**What the task requires:** Scan the data beneath this task and copy each line that includes "emoji".

Stored data entries
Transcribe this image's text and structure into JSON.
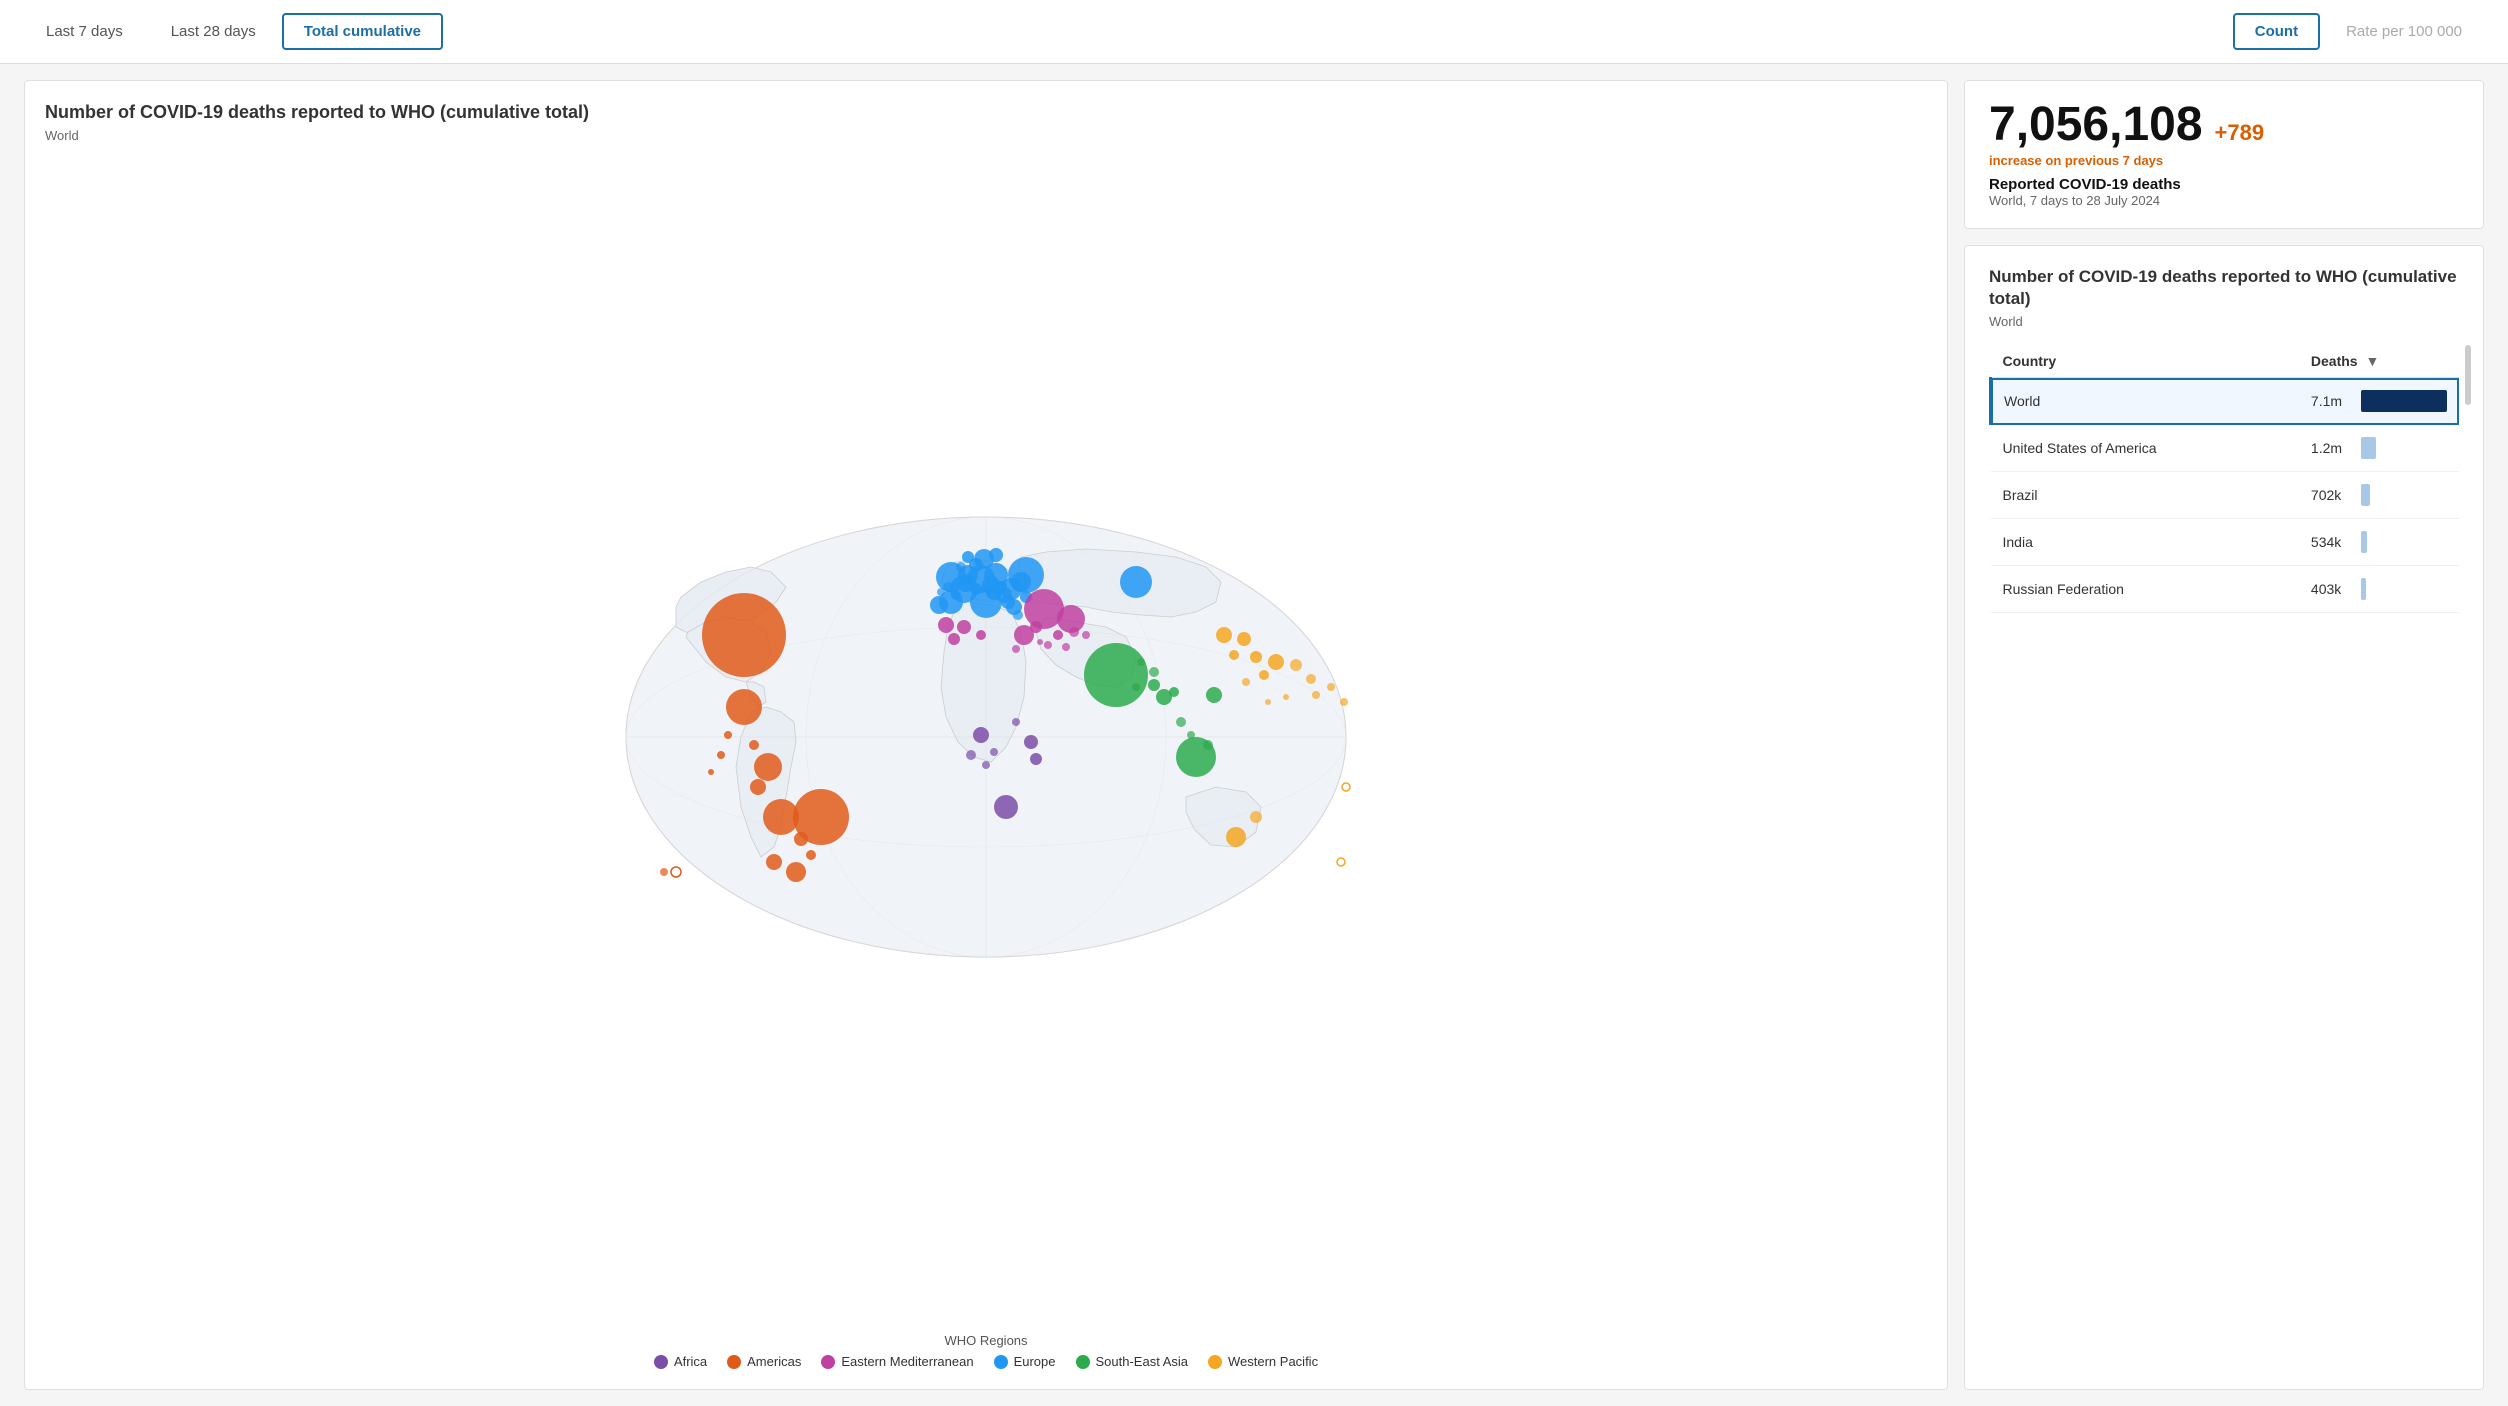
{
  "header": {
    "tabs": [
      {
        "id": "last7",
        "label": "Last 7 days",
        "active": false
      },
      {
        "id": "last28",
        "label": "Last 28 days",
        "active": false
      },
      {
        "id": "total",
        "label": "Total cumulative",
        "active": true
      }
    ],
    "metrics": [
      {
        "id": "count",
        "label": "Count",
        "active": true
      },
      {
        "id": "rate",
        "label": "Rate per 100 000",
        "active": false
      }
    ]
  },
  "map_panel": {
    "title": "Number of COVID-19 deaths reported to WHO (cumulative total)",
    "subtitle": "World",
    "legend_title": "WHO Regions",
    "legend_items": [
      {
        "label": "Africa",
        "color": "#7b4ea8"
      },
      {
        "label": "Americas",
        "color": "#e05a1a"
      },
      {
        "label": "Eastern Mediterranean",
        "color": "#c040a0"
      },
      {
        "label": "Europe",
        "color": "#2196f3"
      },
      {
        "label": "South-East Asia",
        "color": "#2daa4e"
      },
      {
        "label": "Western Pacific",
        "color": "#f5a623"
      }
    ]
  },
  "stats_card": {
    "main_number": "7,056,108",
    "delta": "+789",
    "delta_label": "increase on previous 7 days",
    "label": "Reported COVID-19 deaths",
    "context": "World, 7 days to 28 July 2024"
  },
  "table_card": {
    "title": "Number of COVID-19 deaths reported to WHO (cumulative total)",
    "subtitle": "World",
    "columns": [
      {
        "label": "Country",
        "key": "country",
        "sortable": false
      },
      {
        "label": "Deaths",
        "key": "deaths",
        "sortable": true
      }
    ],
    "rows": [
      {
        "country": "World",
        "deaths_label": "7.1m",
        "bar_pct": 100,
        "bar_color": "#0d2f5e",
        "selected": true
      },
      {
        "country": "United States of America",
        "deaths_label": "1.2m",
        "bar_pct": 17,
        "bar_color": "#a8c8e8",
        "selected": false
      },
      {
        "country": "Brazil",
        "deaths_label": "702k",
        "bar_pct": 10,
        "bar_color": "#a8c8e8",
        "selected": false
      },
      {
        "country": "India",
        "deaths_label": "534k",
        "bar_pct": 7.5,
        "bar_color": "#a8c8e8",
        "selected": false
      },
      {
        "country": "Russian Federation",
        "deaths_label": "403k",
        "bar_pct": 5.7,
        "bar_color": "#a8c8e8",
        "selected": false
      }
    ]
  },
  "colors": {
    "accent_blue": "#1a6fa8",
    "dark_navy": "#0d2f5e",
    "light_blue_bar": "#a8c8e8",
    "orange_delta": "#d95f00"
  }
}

--

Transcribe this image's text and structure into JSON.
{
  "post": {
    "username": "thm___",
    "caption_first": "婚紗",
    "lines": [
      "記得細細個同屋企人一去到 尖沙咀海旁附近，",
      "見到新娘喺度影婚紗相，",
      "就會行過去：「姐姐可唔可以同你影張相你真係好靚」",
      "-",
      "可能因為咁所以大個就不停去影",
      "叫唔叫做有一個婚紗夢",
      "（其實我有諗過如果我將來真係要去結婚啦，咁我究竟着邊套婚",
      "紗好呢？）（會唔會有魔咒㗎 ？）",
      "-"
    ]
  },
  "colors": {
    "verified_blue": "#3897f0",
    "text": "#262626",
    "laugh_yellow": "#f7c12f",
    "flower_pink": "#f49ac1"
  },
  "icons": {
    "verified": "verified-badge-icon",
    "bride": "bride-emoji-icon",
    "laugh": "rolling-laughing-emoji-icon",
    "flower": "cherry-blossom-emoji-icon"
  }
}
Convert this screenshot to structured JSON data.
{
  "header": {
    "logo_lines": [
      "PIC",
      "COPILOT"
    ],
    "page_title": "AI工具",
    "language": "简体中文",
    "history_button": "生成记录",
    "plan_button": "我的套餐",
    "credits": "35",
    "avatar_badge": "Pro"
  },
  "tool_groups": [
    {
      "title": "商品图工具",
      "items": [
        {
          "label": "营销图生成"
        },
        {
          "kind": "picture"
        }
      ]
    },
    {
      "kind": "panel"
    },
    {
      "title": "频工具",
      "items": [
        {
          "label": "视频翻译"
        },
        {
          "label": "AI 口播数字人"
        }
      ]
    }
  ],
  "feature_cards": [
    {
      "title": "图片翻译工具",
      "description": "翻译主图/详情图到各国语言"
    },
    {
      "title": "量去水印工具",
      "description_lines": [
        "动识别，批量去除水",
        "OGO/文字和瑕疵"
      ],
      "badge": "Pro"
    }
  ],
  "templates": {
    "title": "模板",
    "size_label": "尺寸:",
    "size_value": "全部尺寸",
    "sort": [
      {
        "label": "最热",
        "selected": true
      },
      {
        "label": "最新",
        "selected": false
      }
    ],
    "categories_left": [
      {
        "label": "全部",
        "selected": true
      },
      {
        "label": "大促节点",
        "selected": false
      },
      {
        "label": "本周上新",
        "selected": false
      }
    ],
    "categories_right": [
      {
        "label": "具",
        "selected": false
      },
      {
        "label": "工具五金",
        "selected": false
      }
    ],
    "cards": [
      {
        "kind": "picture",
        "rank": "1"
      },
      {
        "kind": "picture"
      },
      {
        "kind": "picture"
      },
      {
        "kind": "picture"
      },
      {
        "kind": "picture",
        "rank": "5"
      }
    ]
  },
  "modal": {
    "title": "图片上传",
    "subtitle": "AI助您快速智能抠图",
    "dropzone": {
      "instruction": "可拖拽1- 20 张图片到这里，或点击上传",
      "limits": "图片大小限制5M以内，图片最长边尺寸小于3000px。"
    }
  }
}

**Exercise output:**
    "bride": "bride-emoji-icon",
    "laugh": "rolling-laughing-emoji-icon",
    "flower": "cherry-blossom-emoji-icon"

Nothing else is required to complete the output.